WHAT TO DO
Copy every entry exactly as given, minus the images.

Dataset rows:

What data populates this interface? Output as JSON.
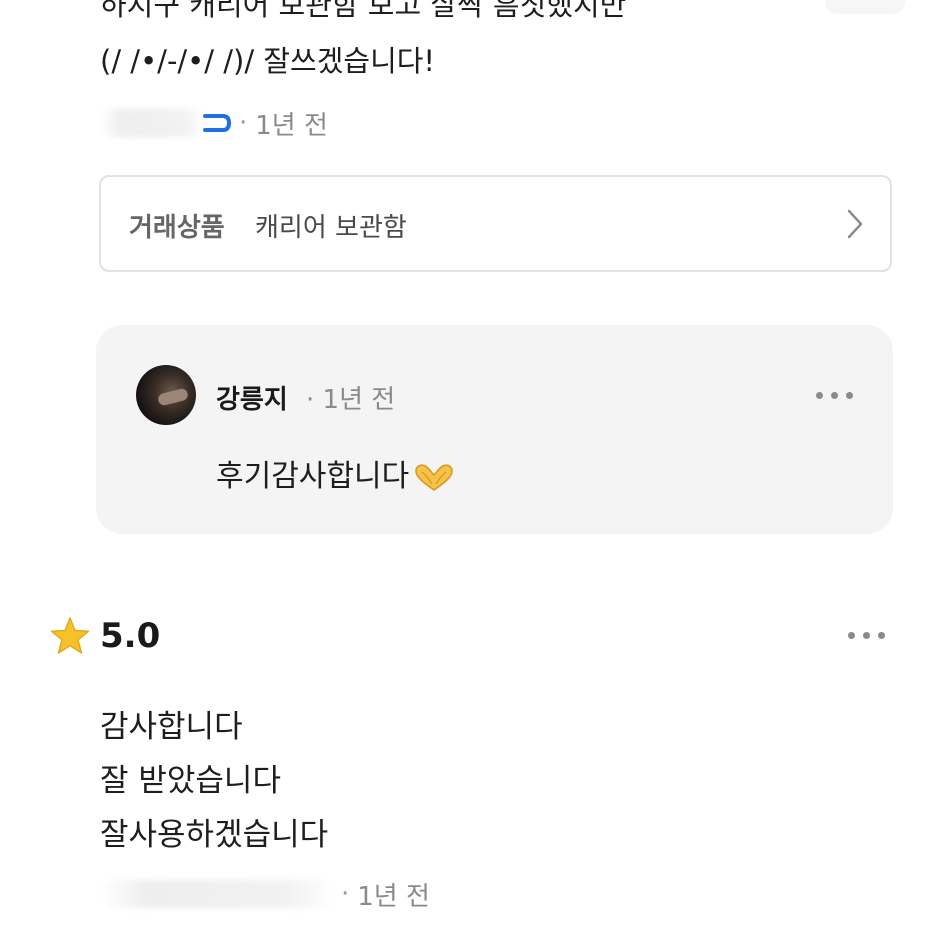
{
  "review_prev": {
    "text_line_cut": "하지구 캐리어 보관함 보고 살짝 흠칫했지만",
    "text_line_2": "(/ /•/-/•/ /)/ 잘쓰겠습니다!",
    "time": "1년 전"
  },
  "product": {
    "label": "거래상품",
    "name": "캐리어 보관함"
  },
  "reply": {
    "author": "강릉지",
    "time": "· 1년 전",
    "text": "후기감사합니다"
  },
  "review": {
    "rating": "5.0",
    "lines": [
      "감사합니다",
      "잘 받았습니다",
      "잘사용하겠습니다"
    ],
    "time": "1년 전"
  },
  "icons": {
    "star": "star-icon",
    "chevron": "chevron-right-icon",
    "more": "more-dots-icon",
    "heart_hands": "heart-hands-emoji"
  },
  "colors": {
    "star": "#F6C22A",
    "reply_bg": "#F4F4F4",
    "border": "#E2E2E2",
    "muted_text": "#8A8A8A",
    "name_tail": "#1E6FE0"
  }
}
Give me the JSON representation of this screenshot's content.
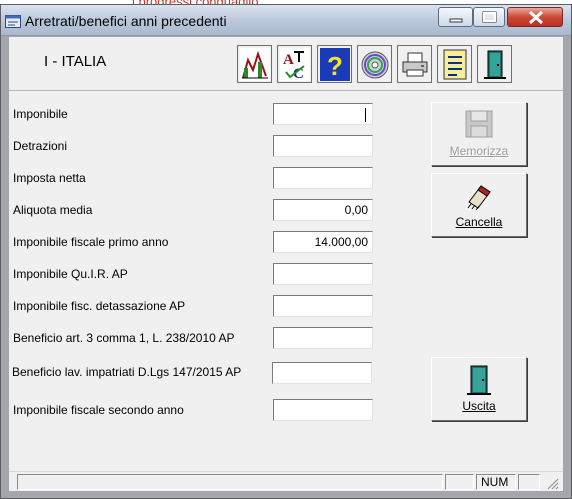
{
  "background_app": {
    "partial_text": "i progressi conguaglio"
  },
  "window": {
    "title": "Arretrati/benefici anni precedenti"
  },
  "toolbar": {
    "country": "I - ITALIA",
    "buttons": [
      "chart-icon",
      "spellcheck-icon",
      "help-icon",
      "disc-icon",
      "printer-icon",
      "notes-icon",
      "exit-door-icon"
    ]
  },
  "form": {
    "fields": [
      {
        "label": "Imponibile",
        "value": ""
      },
      {
        "label": "Detrazioni",
        "value": ""
      },
      {
        "label": "Imposta netta",
        "value": ""
      },
      {
        "label": "Aliquota media",
        "value": "0,00"
      },
      {
        "label": "Imponibile fiscale primo anno",
        "value": "14.000,00"
      },
      {
        "label": "Imponibile Qu.I.R. AP",
        "value": ""
      },
      {
        "label": "Imponibile fisc. detassazione AP",
        "value": ""
      },
      {
        "label": "Beneficio art. 3 comma 1, L. 238/2010 AP",
        "value": ""
      },
      {
        "label": "Beneficio lav. impatriati D.Lgs 147/2015  AP",
        "value": ""
      },
      {
        "label": "Imponibile fiscale secondo anno",
        "value": ""
      }
    ]
  },
  "actions": {
    "memorizza": "Memorizza",
    "cancella": "Cancella",
    "uscita": "Uscita"
  },
  "status": {
    "num": "NUM"
  },
  "colors": {
    "title_gradient": "#bac7da",
    "close_red": "#cc4a35",
    "client_bg": "#f0f0f0"
  }
}
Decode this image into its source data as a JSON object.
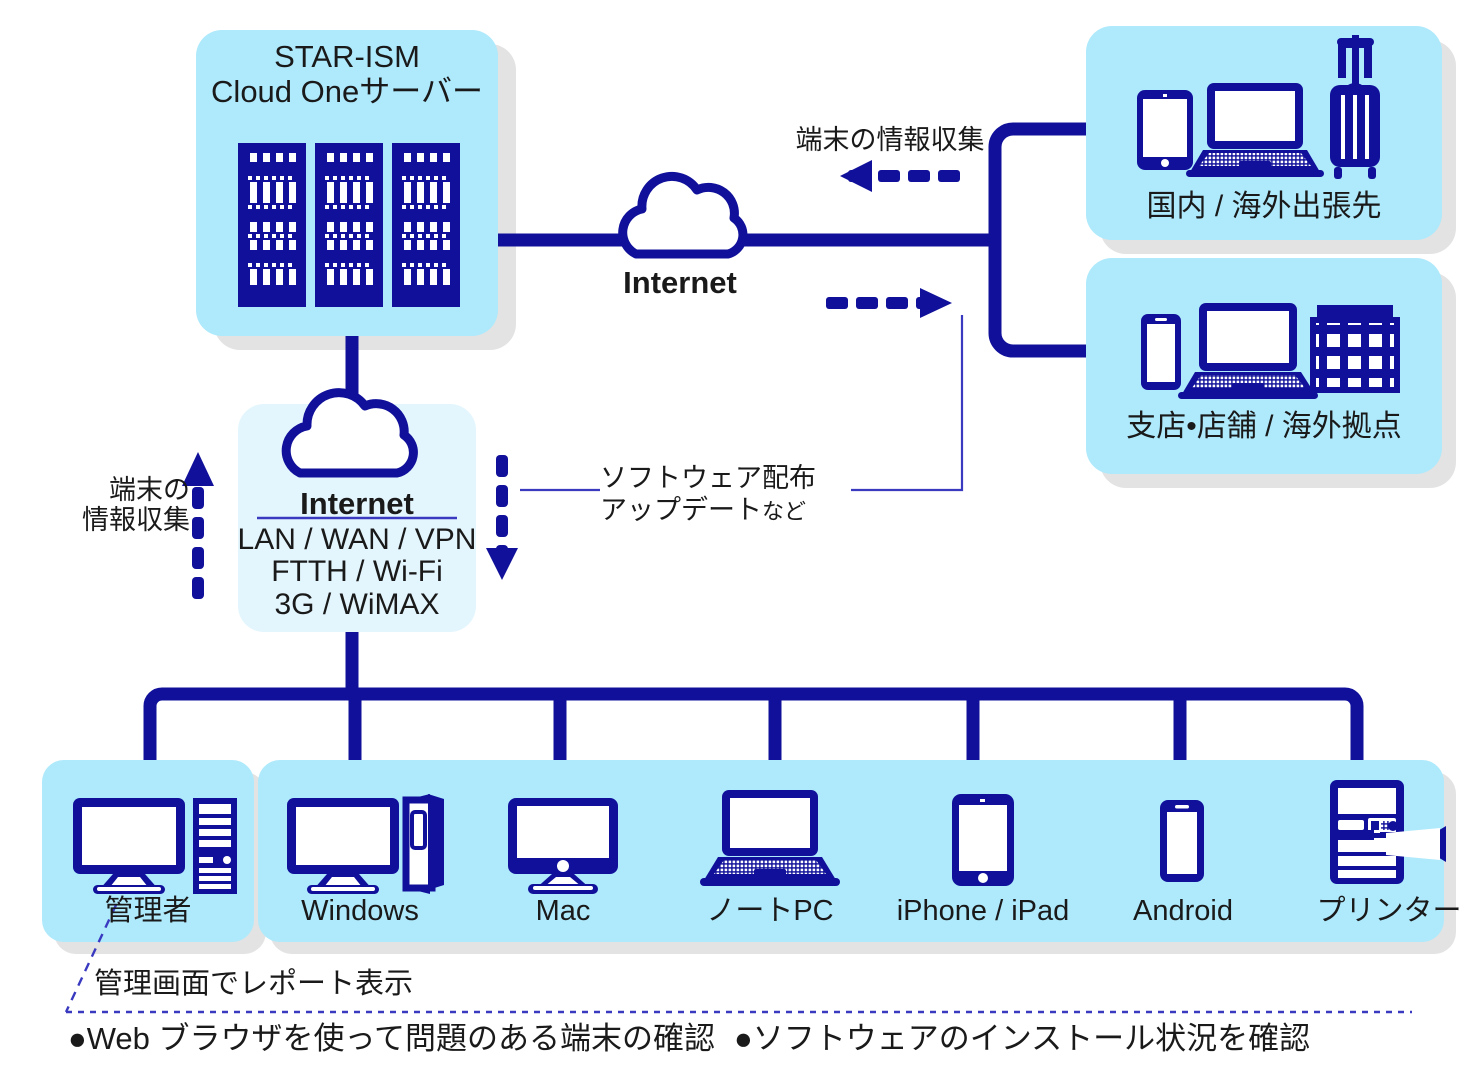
{
  "colors": {
    "navy": "#10109a",
    "navy_dark": "#151585",
    "box_blue": "#aee9fc",
    "box_blue_light": "#e4f6fd",
    "shadow": "#e3e3e3",
    "text": "#1a1a1a",
    "thin_line": "#3a3ac0"
  },
  "server_box": {
    "title_line1": "STAR-ISM",
    "title_line2": "Cloud Oneサーバー",
    "icon": "server-rack-icon"
  },
  "internet_cloud_top": {
    "label": "Internet",
    "icon": "cloud-icon"
  },
  "internet_box": {
    "label": "Internet",
    "sub_lines": [
      "LAN / WAN / VPN",
      "FTTH / Wi-Fi",
      "3G / WiMAX"
    ],
    "icon": "cloud-icon"
  },
  "flows": {
    "collect_top": "端末の情報収集",
    "collect_left_line1": "端末の",
    "collect_left_line2": "情報収集",
    "distribute_line1": "ソフトウェア配布",
    "distribute_line2_main": "アップデート",
    "distribute_line2_suffix": "など"
  },
  "remote_sites": [
    {
      "caption": "国内 / 海外出張先",
      "icons": [
        "tablet-icon",
        "laptop-icon",
        "suitcase-icon"
      ]
    },
    {
      "caption": "支店•店舗 / 海外拠点",
      "icons": [
        "smartphone-icon",
        "laptop-icon",
        "office-building-icon"
      ]
    }
  ],
  "admin": {
    "caption": "管理者",
    "icon": "desktop-pc-icon"
  },
  "devices": [
    {
      "caption": "Windows",
      "icon": "desktop-tower-icon"
    },
    {
      "caption": "Mac",
      "icon": "imac-icon"
    },
    {
      "caption": "ノートPC",
      "icon": "notebook-icon"
    },
    {
      "caption": "iPhone / iPad",
      "icon": "tablet-icon"
    },
    {
      "caption": "Android",
      "icon": "smartphone-icon"
    },
    {
      "caption": "プリンター",
      "icon": "printer-icon"
    }
  ],
  "footer": {
    "note": "管理画面でレポート表示",
    "bullets": [
      "●Web ブラウザを使って問題のある端末の確認",
      "●ソフトウェアのインストール状況を確認"
    ]
  }
}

RESPONSE FOR THIS EXERCISE
What data populates this interface? Output as JSON.
{
  "review_prev": {
    "text_line_cut": "하지구 캐리어 보관함 보고 살짝 흠칫했지만",
    "text_line_2": "(/ /•/-/•/ /)/ 잘쓰겠습니다!",
    "time": "1년 전"
  },
  "product": {
    "label": "거래상품",
    "name": "캐리어 보관함"
  },
  "reply": {
    "author": "강릉지",
    "time": "· 1년 전",
    "text": "후기감사합니다"
  },
  "review": {
    "rating": "5.0",
    "lines": [
      "감사합니다",
      "잘 받았습니다",
      "잘사용하겠습니다"
    ],
    "time": "1년 전"
  },
  "icons": {
    "star": "star-icon",
    "chevron": "chevron-right-icon",
    "more": "more-dots-icon",
    "heart_hands": "heart-hands-emoji"
  },
  "colors": {
    "star": "#F6C22A",
    "reply_bg": "#F4F4F4",
    "border": "#E2E2E2",
    "muted_text": "#8A8A8A",
    "name_tail": "#1E6FE0"
  }
}
Give me the JSON representation of this screenshot's content.
{
  "background_app": {
    "partial_text": "i progressi conguaglio"
  },
  "window": {
    "title": "Arretrati/benefici anni precedenti"
  },
  "toolbar": {
    "country": "I - ITALIA",
    "buttons": [
      "chart-icon",
      "spellcheck-icon",
      "help-icon",
      "disc-icon",
      "printer-icon",
      "notes-icon",
      "exit-door-icon"
    ]
  },
  "form": {
    "fields": [
      {
        "label": "Imponibile",
        "value": ""
      },
      {
        "label": "Detrazioni",
        "value": ""
      },
      {
        "label": "Imposta netta",
        "value": ""
      },
      {
        "label": "Aliquota media",
        "value": "0,00"
      },
      {
        "label": "Imponibile fiscale primo anno",
        "value": "14.000,00"
      },
      {
        "label": "Imponibile Qu.I.R. AP",
        "value": ""
      },
      {
        "label": "Imponibile fisc. detassazione AP",
        "value": ""
      },
      {
        "label": "Beneficio art. 3 comma 1, L. 238/2010 AP",
        "value": ""
      },
      {
        "label": "Beneficio lav. impatriati D.Lgs 147/2015  AP",
        "value": ""
      },
      {
        "label": "Imponibile fiscale secondo anno",
        "value": ""
      }
    ]
  },
  "actions": {
    "memorizza": "Memorizza",
    "cancella": "Cancella",
    "uscita": "Uscita"
  },
  "status": {
    "num": "NUM"
  },
  "colors": {
    "title_gradient": "#bac7da",
    "close_red": "#cc4a35",
    "client_bg": "#f0f0f0"
  }
}
Decode this image into its source data as a JSON object.
{
  "colors": {
    "navy": "#10109a",
    "navy_dark": "#151585",
    "box_blue": "#aee9fc",
    "box_blue_light": "#e4f6fd",
    "shadow": "#e3e3e3",
    "text": "#1a1a1a",
    "thin_line": "#3a3ac0"
  },
  "server_box": {
    "title_line1": "STAR-ISM",
    "title_line2": "Cloud Oneサーバー",
    "icon": "server-rack-icon"
  },
  "internet_cloud_top": {
    "label": "Internet",
    "icon": "cloud-icon"
  },
  "internet_box": {
    "label": "Internet",
    "sub_lines": [
      "LAN / WAN / VPN",
      "FTTH / Wi-Fi",
      "3G / WiMAX"
    ],
    "icon": "cloud-icon"
  },
  "flows": {
    "collect_top": "端末の情報収集",
    "collect_left_line1": "端末の",
    "collect_left_line2": "情報収集",
    "distribute_line1": "ソフトウェア配布",
    "distribute_line2_main": "アップデート",
    "distribute_line2_suffix": "など"
  },
  "remote_sites": [
    {
      "caption": "国内 / 海外出張先",
      "icons": [
        "tablet-icon",
        "laptop-icon",
        "suitcase-icon"
      ]
    },
    {
      "caption": "支店•店舗 / 海外拠点",
      "icons": [
        "smartphone-icon",
        "laptop-icon",
        "office-building-icon"
      ]
    }
  ],
  "admin": {
    "caption": "管理者",
    "icon": "desktop-pc-icon"
  },
  "devices": [
    {
      "caption": "Windows",
      "icon": "desktop-tower-icon"
    },
    {
      "caption": "Mac",
      "icon": "imac-icon"
    },
    {
      "caption": "ノートPC",
      "icon": "notebook-icon"
    },
    {
      "caption": "iPhone / iPad",
      "icon": "tablet-icon"
    },
    {
      "caption": "Android",
      "icon": "smartphone-icon"
    },
    {
      "caption": "プリンター",
      "icon": "printer-icon"
    }
  ],
  "footer": {
    "note": "管理画面でレポート表示",
    "bullets": [
      "●Web ブラウザを使って問題のある端末の確認",
      "●ソフトウェアのインストール状況を確認"
    ]
  }
}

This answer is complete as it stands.